(Items from a data source)
───

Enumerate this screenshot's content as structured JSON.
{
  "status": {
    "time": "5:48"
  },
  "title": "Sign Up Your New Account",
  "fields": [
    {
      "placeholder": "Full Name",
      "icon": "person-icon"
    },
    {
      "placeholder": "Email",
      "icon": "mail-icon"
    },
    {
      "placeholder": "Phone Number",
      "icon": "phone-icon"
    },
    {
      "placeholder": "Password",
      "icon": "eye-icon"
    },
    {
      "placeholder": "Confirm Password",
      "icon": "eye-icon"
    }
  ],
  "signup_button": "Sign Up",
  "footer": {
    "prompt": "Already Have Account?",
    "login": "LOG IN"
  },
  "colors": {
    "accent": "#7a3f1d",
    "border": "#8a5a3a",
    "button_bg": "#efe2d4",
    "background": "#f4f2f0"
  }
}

───

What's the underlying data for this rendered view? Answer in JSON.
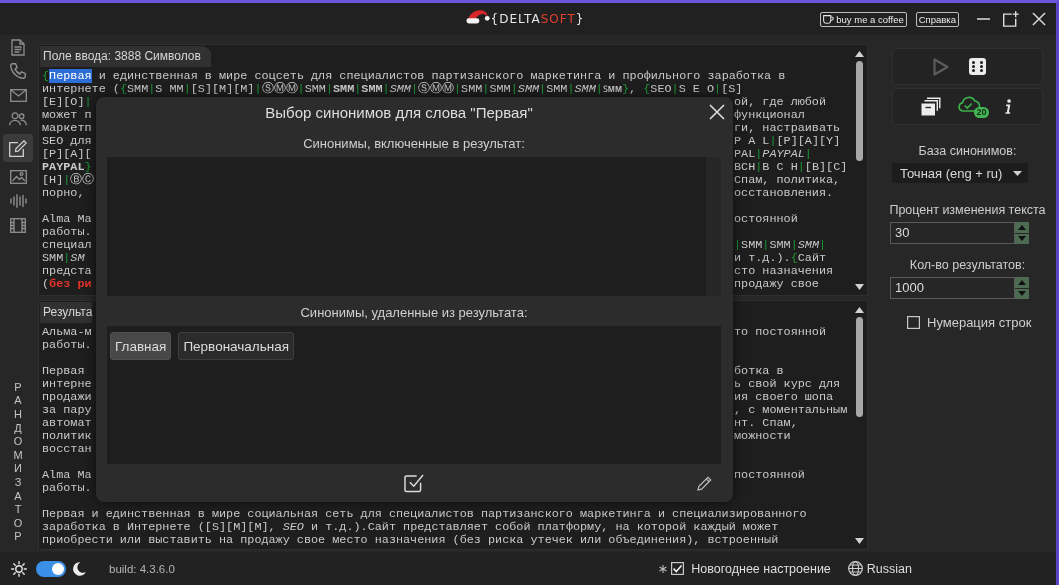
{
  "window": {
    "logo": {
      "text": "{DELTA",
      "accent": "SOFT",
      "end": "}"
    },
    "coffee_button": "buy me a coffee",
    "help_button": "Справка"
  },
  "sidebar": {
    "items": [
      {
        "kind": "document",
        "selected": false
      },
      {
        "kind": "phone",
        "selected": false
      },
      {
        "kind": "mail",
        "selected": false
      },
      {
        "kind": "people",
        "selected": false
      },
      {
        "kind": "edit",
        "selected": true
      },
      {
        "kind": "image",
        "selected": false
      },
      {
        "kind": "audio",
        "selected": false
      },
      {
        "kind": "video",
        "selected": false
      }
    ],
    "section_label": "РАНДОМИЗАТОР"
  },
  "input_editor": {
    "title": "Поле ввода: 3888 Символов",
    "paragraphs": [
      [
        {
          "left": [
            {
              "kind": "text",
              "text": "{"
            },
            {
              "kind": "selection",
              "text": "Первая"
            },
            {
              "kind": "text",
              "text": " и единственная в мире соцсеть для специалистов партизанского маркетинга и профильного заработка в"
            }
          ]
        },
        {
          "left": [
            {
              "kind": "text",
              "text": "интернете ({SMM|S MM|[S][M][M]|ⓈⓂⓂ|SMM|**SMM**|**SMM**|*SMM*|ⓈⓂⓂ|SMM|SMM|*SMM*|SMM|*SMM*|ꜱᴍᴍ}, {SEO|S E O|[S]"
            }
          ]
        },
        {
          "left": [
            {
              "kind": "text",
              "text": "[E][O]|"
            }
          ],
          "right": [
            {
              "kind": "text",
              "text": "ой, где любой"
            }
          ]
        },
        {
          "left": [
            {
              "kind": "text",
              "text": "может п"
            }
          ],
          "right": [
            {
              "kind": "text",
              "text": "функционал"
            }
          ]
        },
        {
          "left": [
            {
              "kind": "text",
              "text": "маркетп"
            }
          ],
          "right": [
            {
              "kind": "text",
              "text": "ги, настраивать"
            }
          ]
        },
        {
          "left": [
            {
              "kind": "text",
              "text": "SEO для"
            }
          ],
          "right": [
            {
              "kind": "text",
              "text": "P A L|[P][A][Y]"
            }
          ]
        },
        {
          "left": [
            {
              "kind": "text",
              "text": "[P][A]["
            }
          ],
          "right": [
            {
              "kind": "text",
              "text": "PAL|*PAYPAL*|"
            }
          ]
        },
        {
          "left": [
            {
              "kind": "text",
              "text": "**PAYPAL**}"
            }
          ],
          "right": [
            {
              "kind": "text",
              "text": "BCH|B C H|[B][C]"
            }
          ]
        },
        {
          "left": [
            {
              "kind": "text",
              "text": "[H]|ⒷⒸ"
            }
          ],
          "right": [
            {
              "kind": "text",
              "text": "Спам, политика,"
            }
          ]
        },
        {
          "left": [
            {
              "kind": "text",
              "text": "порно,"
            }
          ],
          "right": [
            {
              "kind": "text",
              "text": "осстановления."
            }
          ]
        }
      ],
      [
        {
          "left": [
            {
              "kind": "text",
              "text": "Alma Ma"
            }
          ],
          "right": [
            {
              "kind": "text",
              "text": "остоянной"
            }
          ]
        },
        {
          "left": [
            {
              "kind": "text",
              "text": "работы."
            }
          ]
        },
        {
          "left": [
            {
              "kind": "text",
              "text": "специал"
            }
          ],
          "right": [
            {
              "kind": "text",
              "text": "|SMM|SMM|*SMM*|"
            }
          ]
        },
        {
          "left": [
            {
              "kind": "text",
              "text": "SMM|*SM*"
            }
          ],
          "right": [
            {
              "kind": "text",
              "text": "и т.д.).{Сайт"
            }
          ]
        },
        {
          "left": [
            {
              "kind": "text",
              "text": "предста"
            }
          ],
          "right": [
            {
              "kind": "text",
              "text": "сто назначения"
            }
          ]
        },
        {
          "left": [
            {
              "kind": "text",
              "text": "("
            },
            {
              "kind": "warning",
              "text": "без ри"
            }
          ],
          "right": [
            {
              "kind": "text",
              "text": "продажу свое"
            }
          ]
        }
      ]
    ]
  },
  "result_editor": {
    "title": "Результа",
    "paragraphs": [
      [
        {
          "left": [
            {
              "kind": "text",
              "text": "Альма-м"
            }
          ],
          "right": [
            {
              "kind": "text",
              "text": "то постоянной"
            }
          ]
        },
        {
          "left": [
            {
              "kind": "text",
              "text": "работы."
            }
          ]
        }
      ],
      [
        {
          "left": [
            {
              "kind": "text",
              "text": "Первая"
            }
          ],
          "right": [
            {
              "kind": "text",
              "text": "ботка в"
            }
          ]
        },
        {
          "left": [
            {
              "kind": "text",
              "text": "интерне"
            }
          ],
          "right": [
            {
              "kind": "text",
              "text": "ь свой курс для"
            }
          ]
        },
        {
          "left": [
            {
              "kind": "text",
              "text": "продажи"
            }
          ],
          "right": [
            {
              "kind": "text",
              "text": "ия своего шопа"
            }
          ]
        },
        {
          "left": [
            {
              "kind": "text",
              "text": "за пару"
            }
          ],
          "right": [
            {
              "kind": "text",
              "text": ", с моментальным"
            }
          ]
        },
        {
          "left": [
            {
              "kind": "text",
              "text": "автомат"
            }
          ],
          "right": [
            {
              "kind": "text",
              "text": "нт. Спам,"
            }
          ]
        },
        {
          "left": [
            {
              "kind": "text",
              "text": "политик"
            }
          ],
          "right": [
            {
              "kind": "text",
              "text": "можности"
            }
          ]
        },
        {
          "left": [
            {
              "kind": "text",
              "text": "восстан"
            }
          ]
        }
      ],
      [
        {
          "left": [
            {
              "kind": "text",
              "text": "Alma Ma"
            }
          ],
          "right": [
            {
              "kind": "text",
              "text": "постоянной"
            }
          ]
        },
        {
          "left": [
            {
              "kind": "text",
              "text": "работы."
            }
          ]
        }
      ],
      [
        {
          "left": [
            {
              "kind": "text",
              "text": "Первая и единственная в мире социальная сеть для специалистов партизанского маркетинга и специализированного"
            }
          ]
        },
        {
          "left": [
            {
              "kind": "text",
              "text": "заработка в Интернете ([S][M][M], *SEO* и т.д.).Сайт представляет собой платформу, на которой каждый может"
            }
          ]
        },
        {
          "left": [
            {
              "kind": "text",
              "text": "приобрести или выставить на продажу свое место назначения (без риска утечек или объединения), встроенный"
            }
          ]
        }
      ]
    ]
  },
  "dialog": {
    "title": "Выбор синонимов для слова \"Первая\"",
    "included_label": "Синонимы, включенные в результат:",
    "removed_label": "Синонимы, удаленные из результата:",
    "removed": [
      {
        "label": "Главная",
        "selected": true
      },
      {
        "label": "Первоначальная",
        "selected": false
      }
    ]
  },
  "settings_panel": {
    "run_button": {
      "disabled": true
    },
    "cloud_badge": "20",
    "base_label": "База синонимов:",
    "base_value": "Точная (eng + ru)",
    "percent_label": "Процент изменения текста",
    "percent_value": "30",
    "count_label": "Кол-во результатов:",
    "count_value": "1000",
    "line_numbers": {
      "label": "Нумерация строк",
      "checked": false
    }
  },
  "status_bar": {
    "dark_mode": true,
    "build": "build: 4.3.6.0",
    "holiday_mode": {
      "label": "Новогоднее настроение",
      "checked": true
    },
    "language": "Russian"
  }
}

───

* [The task]
Which lines hold the string "JSON"? List them all.

* [Written response]
Enumerate this screenshot's content as structured JSON.
What's the underlying data for this rendered view? Answer in JSON.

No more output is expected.